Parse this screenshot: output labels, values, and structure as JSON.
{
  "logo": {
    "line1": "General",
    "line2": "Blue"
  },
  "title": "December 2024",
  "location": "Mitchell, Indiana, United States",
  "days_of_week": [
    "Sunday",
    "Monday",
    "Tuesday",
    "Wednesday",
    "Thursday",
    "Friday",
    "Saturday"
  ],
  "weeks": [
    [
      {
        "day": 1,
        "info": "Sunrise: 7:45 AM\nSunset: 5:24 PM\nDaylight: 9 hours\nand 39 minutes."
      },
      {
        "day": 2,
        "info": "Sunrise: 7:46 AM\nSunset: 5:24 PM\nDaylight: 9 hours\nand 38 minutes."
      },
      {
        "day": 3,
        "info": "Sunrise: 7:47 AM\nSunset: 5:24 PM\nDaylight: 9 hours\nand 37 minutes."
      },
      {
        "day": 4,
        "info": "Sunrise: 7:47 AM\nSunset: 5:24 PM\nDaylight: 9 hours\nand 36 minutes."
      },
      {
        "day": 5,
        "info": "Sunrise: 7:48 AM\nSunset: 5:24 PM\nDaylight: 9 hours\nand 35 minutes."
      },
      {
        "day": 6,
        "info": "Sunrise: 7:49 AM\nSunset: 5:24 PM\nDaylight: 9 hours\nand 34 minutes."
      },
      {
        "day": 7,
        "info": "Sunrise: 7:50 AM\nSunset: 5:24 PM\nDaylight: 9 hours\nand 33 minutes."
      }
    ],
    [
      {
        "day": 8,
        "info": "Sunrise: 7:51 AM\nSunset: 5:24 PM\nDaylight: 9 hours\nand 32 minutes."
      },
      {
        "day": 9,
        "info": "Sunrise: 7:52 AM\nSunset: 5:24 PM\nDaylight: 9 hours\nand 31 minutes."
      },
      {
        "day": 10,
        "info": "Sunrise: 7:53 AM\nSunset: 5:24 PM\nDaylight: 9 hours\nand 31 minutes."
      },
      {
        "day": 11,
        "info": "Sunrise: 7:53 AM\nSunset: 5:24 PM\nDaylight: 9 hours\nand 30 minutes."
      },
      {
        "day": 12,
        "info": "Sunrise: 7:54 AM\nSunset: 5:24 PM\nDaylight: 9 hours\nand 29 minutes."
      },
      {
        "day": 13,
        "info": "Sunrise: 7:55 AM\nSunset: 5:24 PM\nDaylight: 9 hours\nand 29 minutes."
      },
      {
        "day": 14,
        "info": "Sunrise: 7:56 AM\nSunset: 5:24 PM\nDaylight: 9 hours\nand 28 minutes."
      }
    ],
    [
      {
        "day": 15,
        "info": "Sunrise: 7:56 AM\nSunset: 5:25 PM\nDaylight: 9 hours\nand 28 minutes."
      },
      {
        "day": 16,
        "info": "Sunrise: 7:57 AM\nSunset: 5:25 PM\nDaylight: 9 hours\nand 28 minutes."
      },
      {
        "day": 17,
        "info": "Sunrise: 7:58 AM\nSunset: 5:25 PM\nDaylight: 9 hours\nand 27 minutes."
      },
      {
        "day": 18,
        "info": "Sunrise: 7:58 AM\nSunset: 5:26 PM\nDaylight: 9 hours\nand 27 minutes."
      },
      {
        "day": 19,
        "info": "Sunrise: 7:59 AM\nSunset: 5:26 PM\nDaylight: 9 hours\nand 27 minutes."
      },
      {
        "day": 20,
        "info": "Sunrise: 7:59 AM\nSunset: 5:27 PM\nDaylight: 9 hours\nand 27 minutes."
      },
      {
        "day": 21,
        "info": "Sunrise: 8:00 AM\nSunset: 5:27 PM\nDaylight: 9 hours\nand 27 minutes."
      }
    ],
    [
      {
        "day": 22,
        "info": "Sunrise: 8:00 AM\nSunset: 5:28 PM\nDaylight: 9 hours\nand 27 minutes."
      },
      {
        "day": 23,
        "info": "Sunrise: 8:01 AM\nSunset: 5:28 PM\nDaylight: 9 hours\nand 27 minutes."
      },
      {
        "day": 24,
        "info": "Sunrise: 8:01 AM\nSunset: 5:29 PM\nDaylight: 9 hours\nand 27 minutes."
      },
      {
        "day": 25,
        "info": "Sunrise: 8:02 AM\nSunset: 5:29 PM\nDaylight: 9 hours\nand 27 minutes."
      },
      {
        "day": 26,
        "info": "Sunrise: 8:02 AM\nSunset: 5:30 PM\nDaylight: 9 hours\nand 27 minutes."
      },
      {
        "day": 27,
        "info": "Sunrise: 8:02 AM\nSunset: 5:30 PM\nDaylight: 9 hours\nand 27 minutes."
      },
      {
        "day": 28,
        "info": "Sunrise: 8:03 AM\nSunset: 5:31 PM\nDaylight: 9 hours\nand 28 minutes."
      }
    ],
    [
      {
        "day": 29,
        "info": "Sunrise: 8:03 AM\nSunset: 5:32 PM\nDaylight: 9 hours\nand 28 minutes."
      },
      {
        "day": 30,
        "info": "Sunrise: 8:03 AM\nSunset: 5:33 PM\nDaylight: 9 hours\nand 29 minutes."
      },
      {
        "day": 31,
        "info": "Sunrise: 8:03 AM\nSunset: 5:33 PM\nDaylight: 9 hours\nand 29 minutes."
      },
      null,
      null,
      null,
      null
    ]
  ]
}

+-------+

### TASK DETAILS
Your task is to print all of the records exactly.

### FINISHED EXERCISE
Parse this screenshot: output labels, values, and structure as JSON.
{
  "logo": {
    "line1": "General",
    "line2": "Blue"
  },
  "title": "December 2024",
  "location": "Mitchell, Indiana, United States",
  "days_of_week": [
    "Sunday",
    "Monday",
    "Tuesday",
    "Wednesday",
    "Thursday",
    "Friday",
    "Saturday"
  ],
  "weeks": [
    [
      {
        "day": 1,
        "info": "Sunrise: 7:45 AM\nSunset: 5:24 PM\nDaylight: 9 hours\nand 39 minutes."
      },
      {
        "day": 2,
        "info": "Sunrise: 7:46 AM\nSunset: 5:24 PM\nDaylight: 9 hours\nand 38 minutes."
      },
      {
        "day": 3,
        "info": "Sunrise: 7:47 AM\nSunset: 5:24 PM\nDaylight: 9 hours\nand 37 minutes."
      },
      {
        "day": 4,
        "info": "Sunrise: 7:47 AM\nSunset: 5:24 PM\nDaylight: 9 hours\nand 36 minutes."
      },
      {
        "day": 5,
        "info": "Sunrise: 7:48 AM\nSunset: 5:24 PM\nDaylight: 9 hours\nand 35 minutes."
      },
      {
        "day": 6,
        "info": "Sunrise: 7:49 AM\nSunset: 5:24 PM\nDaylight: 9 hours\nand 34 minutes."
      },
      {
        "day": 7,
        "info": "Sunrise: 7:50 AM\nSunset: 5:24 PM\nDaylight: 9 hours\nand 33 minutes."
      }
    ],
    [
      {
        "day": 8,
        "info": "Sunrise: 7:51 AM\nSunset: 5:24 PM\nDaylight: 9 hours\nand 32 minutes."
      },
      {
        "day": 9,
        "info": "Sunrise: 7:52 AM\nSunset: 5:24 PM\nDaylight: 9 hours\nand 31 minutes."
      },
      {
        "day": 10,
        "info": "Sunrise: 7:53 AM\nSunset: 5:24 PM\nDaylight: 9 hours\nand 31 minutes."
      },
      {
        "day": 11,
        "info": "Sunrise: 7:53 AM\nSunset: 5:24 PM\nDaylight: 9 hours\nand 30 minutes."
      },
      {
        "day": 12,
        "info": "Sunrise: 7:54 AM\nSunset: 5:24 PM\nDaylight: 9 hours\nand 29 minutes."
      },
      {
        "day": 13,
        "info": "Sunrise: 7:55 AM\nSunset: 5:24 PM\nDaylight: 9 hours\nand 29 minutes."
      },
      {
        "day": 14,
        "info": "Sunrise: 7:56 AM\nSunset: 5:24 PM\nDaylight: 9 hours\nand 28 minutes."
      }
    ],
    [
      {
        "day": 15,
        "info": "Sunrise: 7:56 AM\nSunset: 5:25 PM\nDaylight: 9 hours\nand 28 minutes."
      },
      {
        "day": 16,
        "info": "Sunrise: 7:57 AM\nSunset: 5:25 PM\nDaylight: 9 hours\nand 28 minutes."
      },
      {
        "day": 17,
        "info": "Sunrise: 7:58 AM\nSunset: 5:25 PM\nDaylight: 9 hours\nand 27 minutes."
      },
      {
        "day": 18,
        "info": "Sunrise: 7:58 AM\nSunset: 5:26 PM\nDaylight: 9 hours\nand 27 minutes."
      },
      {
        "day": 19,
        "info": "Sunrise: 7:59 AM\nSunset: 5:26 PM\nDaylight: 9 hours\nand 27 minutes."
      },
      {
        "day": 20,
        "info": "Sunrise: 7:59 AM\nSunset: 5:27 PM\nDaylight: 9 hours\nand 27 minutes."
      },
      {
        "day": 21,
        "info": "Sunrise: 8:00 AM\nSunset: 5:27 PM\nDaylight: 9 hours\nand 27 minutes."
      }
    ],
    [
      {
        "day": 22,
        "info": "Sunrise: 8:00 AM\nSunset: 5:28 PM\nDaylight: 9 hours\nand 27 minutes."
      },
      {
        "day": 23,
        "info": "Sunrise: 8:01 AM\nSunset: 5:28 PM\nDaylight: 9 hours\nand 27 minutes."
      },
      {
        "day": 24,
        "info": "Sunrise: 8:01 AM\nSunset: 5:29 PM\nDaylight: 9 hours\nand 27 minutes."
      },
      {
        "day": 25,
        "info": "Sunrise: 8:02 AM\nSunset: 5:29 PM\nDaylight: 9 hours\nand 27 minutes."
      },
      {
        "day": 26,
        "info": "Sunrise: 8:02 AM\nSunset: 5:30 PM\nDaylight: 9 hours\nand 27 minutes."
      },
      {
        "day": 27,
        "info": "Sunrise: 8:02 AM\nSunset: 5:30 PM\nDaylight: 9 hours\nand 27 minutes."
      },
      {
        "day": 28,
        "info": "Sunrise: 8:03 AM\nSunset: 5:31 PM\nDaylight: 9 hours\nand 28 minutes."
      }
    ],
    [
      {
        "day": 29,
        "info": "Sunrise: 8:03 AM\nSunset: 5:32 PM\nDaylight: 9 hours\nand 28 minutes."
      },
      {
        "day": 30,
        "info": "Sunrise: 8:03 AM\nSunset: 5:33 PM\nDaylight: 9 hours\nand 29 minutes."
      },
      {
        "day": 31,
        "info": "Sunrise: 8:03 AM\nSunset: 5:33 PM\nDaylight: 9 hours\nand 29 minutes."
      },
      null,
      null,
      null,
      null
    ]
  ]
}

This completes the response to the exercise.